- Source data:
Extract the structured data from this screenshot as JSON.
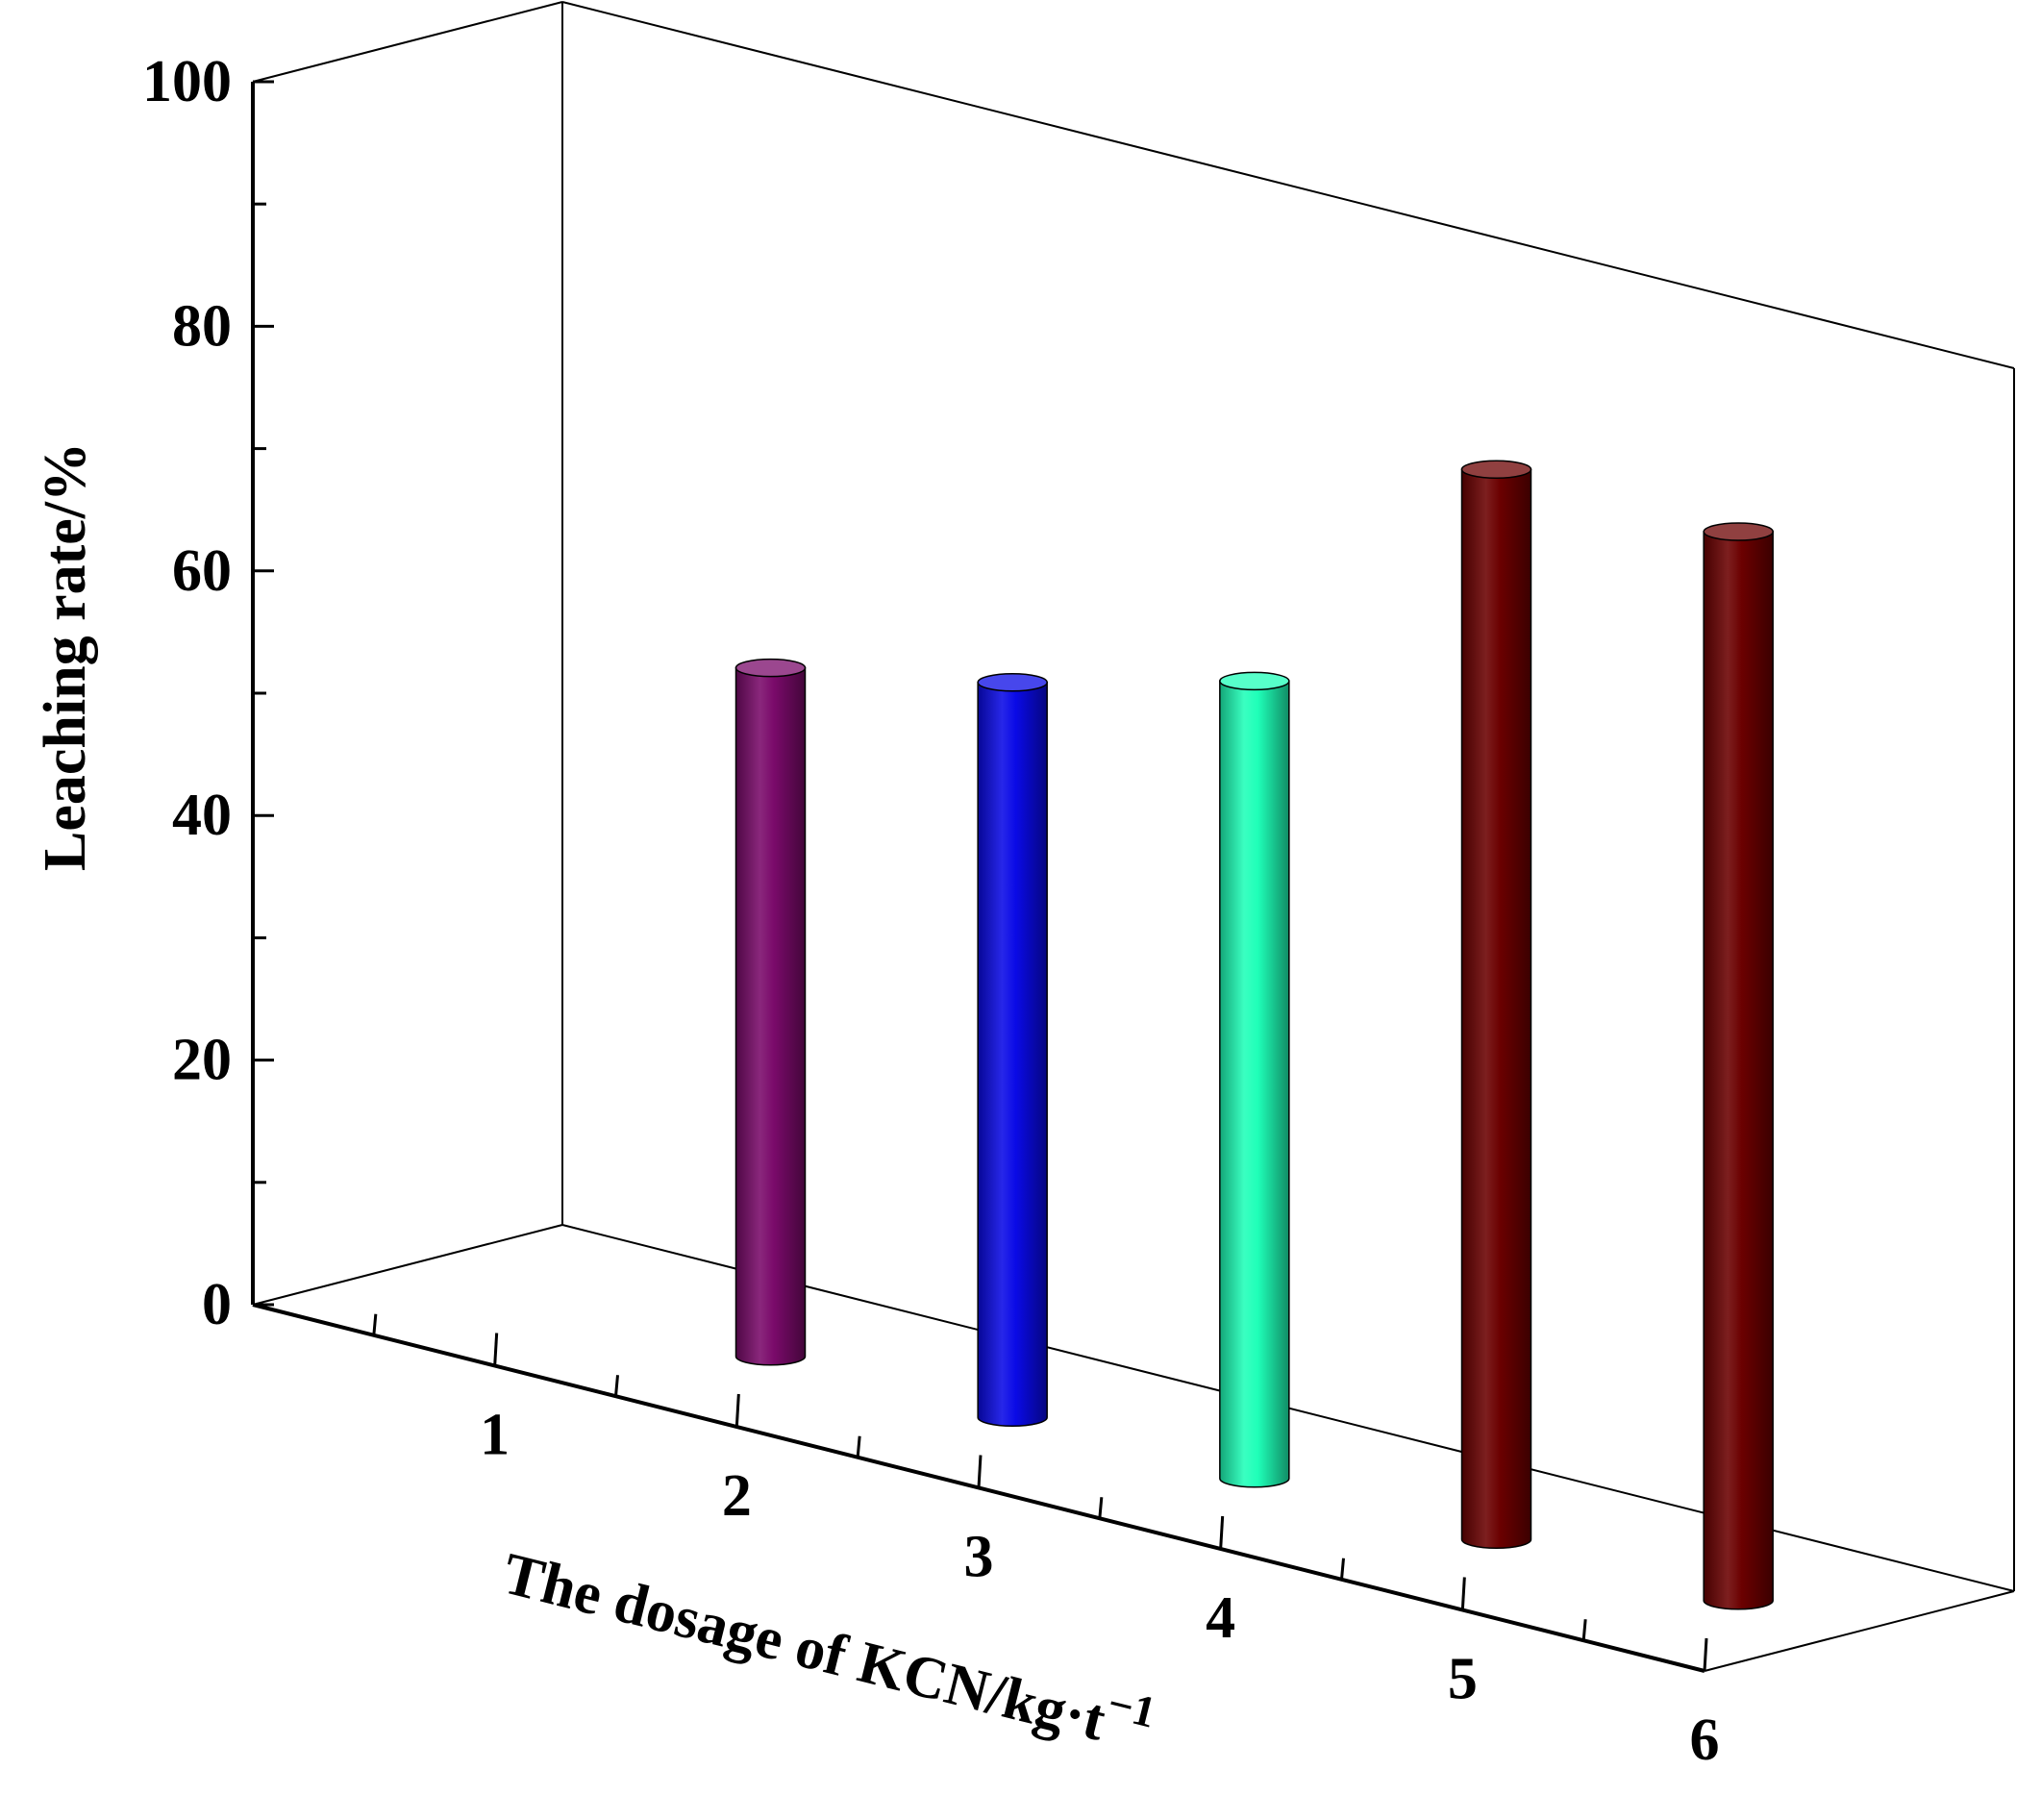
{
  "chart_data": {
    "type": "bar",
    "style": "3d-cylinder",
    "xlabel": "The dosage of KCN/kg·t",
    "xlabel_superscript": "−1",
    "ylabel": "Leaching rate/%",
    "ylim": [
      0,
      100
    ],
    "y_ticks": [
      0,
      20,
      40,
      60,
      80,
      100
    ],
    "x_ticks": [
      1,
      2,
      3,
      4,
      5,
      6
    ],
    "x_tick_labels": [
      "1",
      "2",
      "3",
      "4",
      "5",
      "6"
    ],
    "categories": [
      1.5,
      2.5,
      3.5,
      4.5,
      5.5
    ],
    "values": [
      56.3,
      60.1,
      65.2,
      87.5,
      87.4
    ],
    "colors": [
      "#7a0a6a",
      "#0a0ae6",
      "#1fffb8",
      "#6b0000",
      "#6b0000"
    ],
    "grid": false,
    "legend": "none"
  }
}
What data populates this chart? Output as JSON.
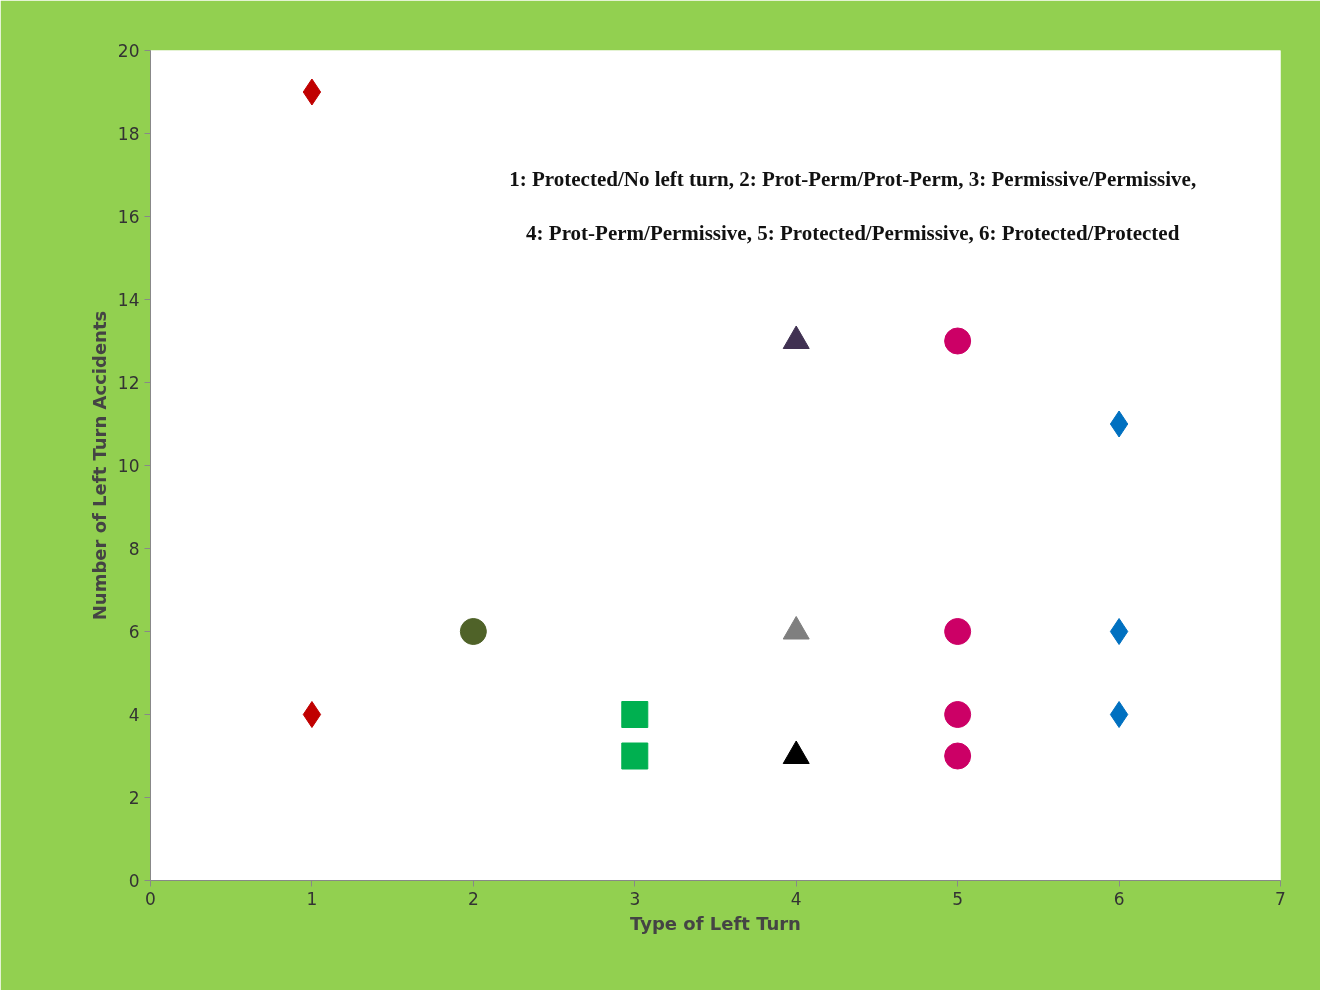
{
  "chart_data": {
    "type": "scatter",
    "xlabel": "Type of Left Turn",
    "ylabel": "Number of Left Turn Accidents",
    "xlim": [
      0,
      7
    ],
    "xticks": [
      0,
      1,
      2,
      3,
      4,
      5,
      6,
      7
    ],
    "ylim": [
      0,
      20
    ],
    "yticks": [
      0,
      2,
      4,
      6,
      8,
      10,
      12,
      14,
      16,
      18,
      20
    ],
    "grid": false,
    "annotations": [
      "1: Protected/No left turn, 2: Prot-Perm/Prot-Perm, 3: Permissive/Permissive,",
      "4: Prot-Perm/Permissive, 5: Protected/Permissive, 6: Protected/Protected"
    ],
    "series": [
      {
        "color": "#c00000",
        "marker": "diamond",
        "x": [
          1,
          1
        ],
        "values": [
          19,
          4
        ]
      },
      {
        "color": "#4f6228",
        "marker": "circle",
        "x": [
          2
        ],
        "values": [
          6
        ]
      },
      {
        "color": "#00b050",
        "marker": "square",
        "x": [
          3,
          3
        ],
        "values": [
          4,
          3
        ]
      },
      {
        "color": "#403152",
        "marker": "triangle",
        "x": [
          4
        ],
        "values": [
          13
        ]
      },
      {
        "color": "#7f7f7f",
        "marker": "triangle",
        "x": [
          4
        ],
        "values": [
          6
        ]
      },
      {
        "color": "#000000",
        "marker": "triangle",
        "x": [
          4
        ],
        "values": [
          3
        ]
      },
      {
        "color": "#cc0066",
        "marker": "circle",
        "x": [
          5,
          5,
          5,
          5
        ],
        "values": [
          13,
          6,
          4,
          3
        ]
      },
      {
        "color": "#0070c0",
        "marker": "diamond",
        "x": [
          6,
          6,
          6
        ],
        "values": [
          11,
          6,
          4
        ]
      }
    ]
  }
}
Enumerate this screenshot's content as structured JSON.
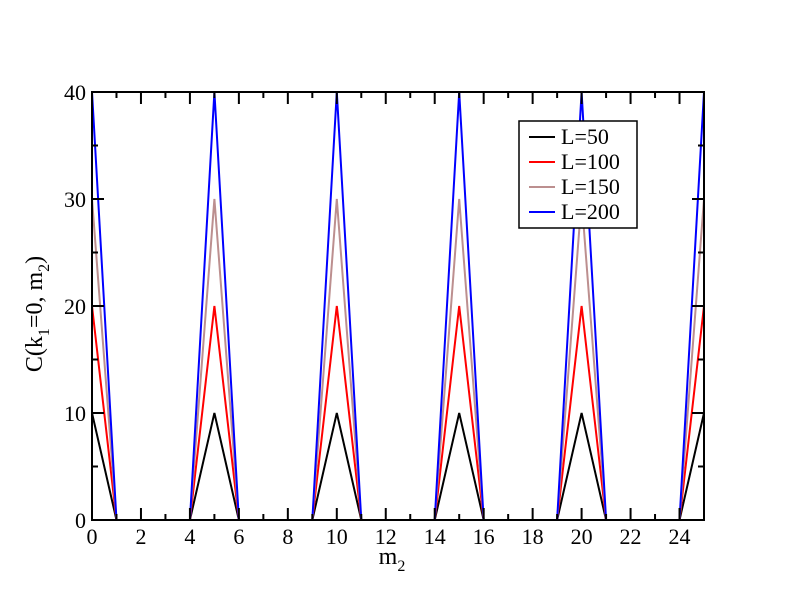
{
  "chart_data": {
    "type": "line",
    "title": "",
    "xlabel": {
      "main": "m",
      "sub": "2"
    },
    "ylabel": {
      "p1": "C(k",
      "s1": "1",
      "p2": "=0, m",
      "s2": "2",
      "p3": ")"
    },
    "xlim": [
      0,
      25
    ],
    "ylim": [
      0,
      40
    ],
    "xticks": [
      0,
      2,
      4,
      6,
      8,
      10,
      12,
      14,
      16,
      18,
      20,
      22,
      24
    ],
    "yticks": [
      0,
      10,
      20,
      30,
      40
    ],
    "grid": false,
    "legend_position": "top-right",
    "series": [
      {
        "name": "L=50",
        "color": "#000000",
        "x": [
          0,
          1,
          4,
          5,
          6,
          9,
          10,
          11,
          14,
          15,
          16,
          19,
          20,
          21,
          24,
          25
        ],
        "y": [
          10,
          0,
          0,
          10,
          0,
          0,
          10,
          0,
          0,
          10,
          0,
          0,
          10,
          0,
          0,
          10
        ]
      },
      {
        "name": "L=100",
        "color": "#ff0000",
        "x": [
          0,
          1,
          4,
          5,
          6,
          9,
          10,
          11,
          14,
          15,
          16,
          19,
          20,
          21,
          24,
          25
        ],
        "y": [
          20,
          0,
          0,
          20,
          0,
          0,
          20,
          0,
          0,
          20,
          0,
          0,
          20,
          0,
          0,
          20
        ]
      },
      {
        "name": "L=150",
        "color": "#bc8f8f",
        "x": [
          0,
          1,
          4,
          5,
          6,
          9,
          10,
          11,
          14,
          15,
          16,
          19,
          20,
          21,
          24,
          25
        ],
        "y": [
          30,
          0,
          0,
          30,
          0,
          0,
          30,
          0,
          0,
          30,
          0,
          0,
          30,
          0,
          0,
          30
        ]
      },
      {
        "name": "L=200",
        "color": "#0000ff",
        "x": [
          0,
          1,
          4,
          5,
          6,
          9,
          10,
          11,
          14,
          15,
          16,
          19,
          20,
          21,
          24,
          25
        ],
        "y": [
          40,
          0,
          0,
          40,
          0,
          0,
          40,
          0,
          0,
          40,
          0,
          0,
          40,
          0,
          0,
          40
        ]
      }
    ]
  }
}
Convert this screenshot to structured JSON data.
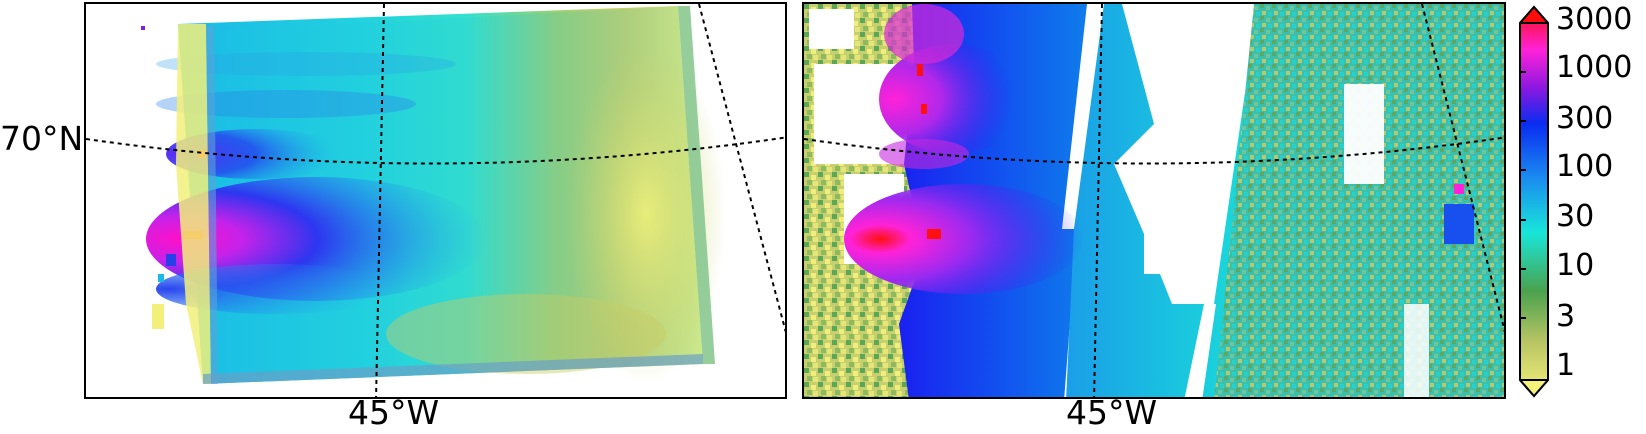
{
  "maps": [
    {
      "id": "left",
      "latitude_label": "70°N",
      "longitude_label": "45°W"
    },
    {
      "id": "right",
      "longitude_label": "45°W"
    }
  ],
  "colorbar": {
    "scale": "log",
    "range": [
      1,
      3000
    ],
    "extend": "both",
    "ticks": [
      "3000",
      "1000",
      "300",
      "100",
      "30",
      "10",
      "3",
      "1"
    ],
    "colors": {
      "low": "#f4f27a",
      "green": "#4aa24e",
      "cyan": "#18e6d9",
      "blue": "#0a2cf0",
      "purple": "#8a18e0",
      "magenta": "#ff22d8",
      "high": "#ff0d0d"
    }
  }
}
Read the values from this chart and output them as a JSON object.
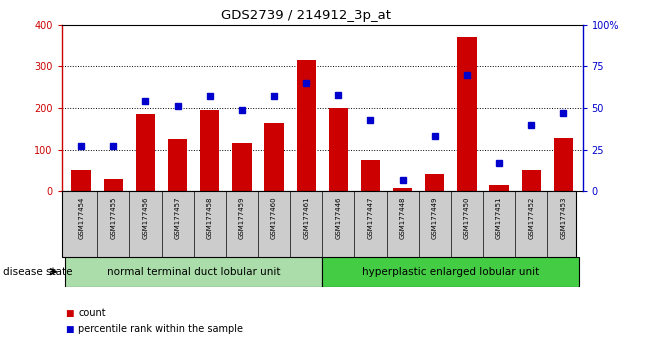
{
  "title": "GDS2739 / 214912_3p_at",
  "samples": [
    "GSM177454",
    "GSM177455",
    "GSM177456",
    "GSM177457",
    "GSM177458",
    "GSM177459",
    "GSM177460",
    "GSM177461",
    "GSM177446",
    "GSM177447",
    "GSM177448",
    "GSM177449",
    "GSM177450",
    "GSM177451",
    "GSM177452",
    "GSM177453"
  ],
  "counts": [
    50,
    30,
    185,
    125,
    195,
    115,
    165,
    315,
    200,
    75,
    8,
    42,
    370,
    15,
    50,
    128
  ],
  "percentiles": [
    27,
    27,
    54,
    51,
    57,
    49,
    57,
    65,
    58,
    43,
    7,
    33,
    70,
    17,
    40,
    47
  ],
  "group1_label": "normal terminal duct lobular unit",
  "group2_label": "hyperplastic enlarged lobular unit",
  "group1_count": 8,
  "group2_count": 8,
  "bar_color": "#cc0000",
  "dot_color": "#0000cc",
  "ylim_left": [
    0,
    400
  ],
  "ylim_right": [
    0,
    100
  ],
  "yticks_left": [
    0,
    100,
    200,
    300,
    400
  ],
  "yticks_right": [
    0,
    25,
    50,
    75,
    100
  ],
  "ytick_labels_right": [
    "0",
    "25",
    "50",
    "75",
    "100%"
  ],
  "ytick_labels_left": [
    "0",
    "100",
    "200",
    "300",
    "400"
  ],
  "group1_color": "#aaddaa",
  "group2_color": "#44cc44",
  "grid_color": "#000000",
  "bg_color": "#ffffff",
  "tick_label_bg": "#cccccc",
  "disease_state_text": "disease state",
  "legend_count": "count",
  "legend_percentile": "percentile rank within the sample"
}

- Objective: Scan the records above and report how many lines include the word "ylabel", without any other text.

- Full response: 3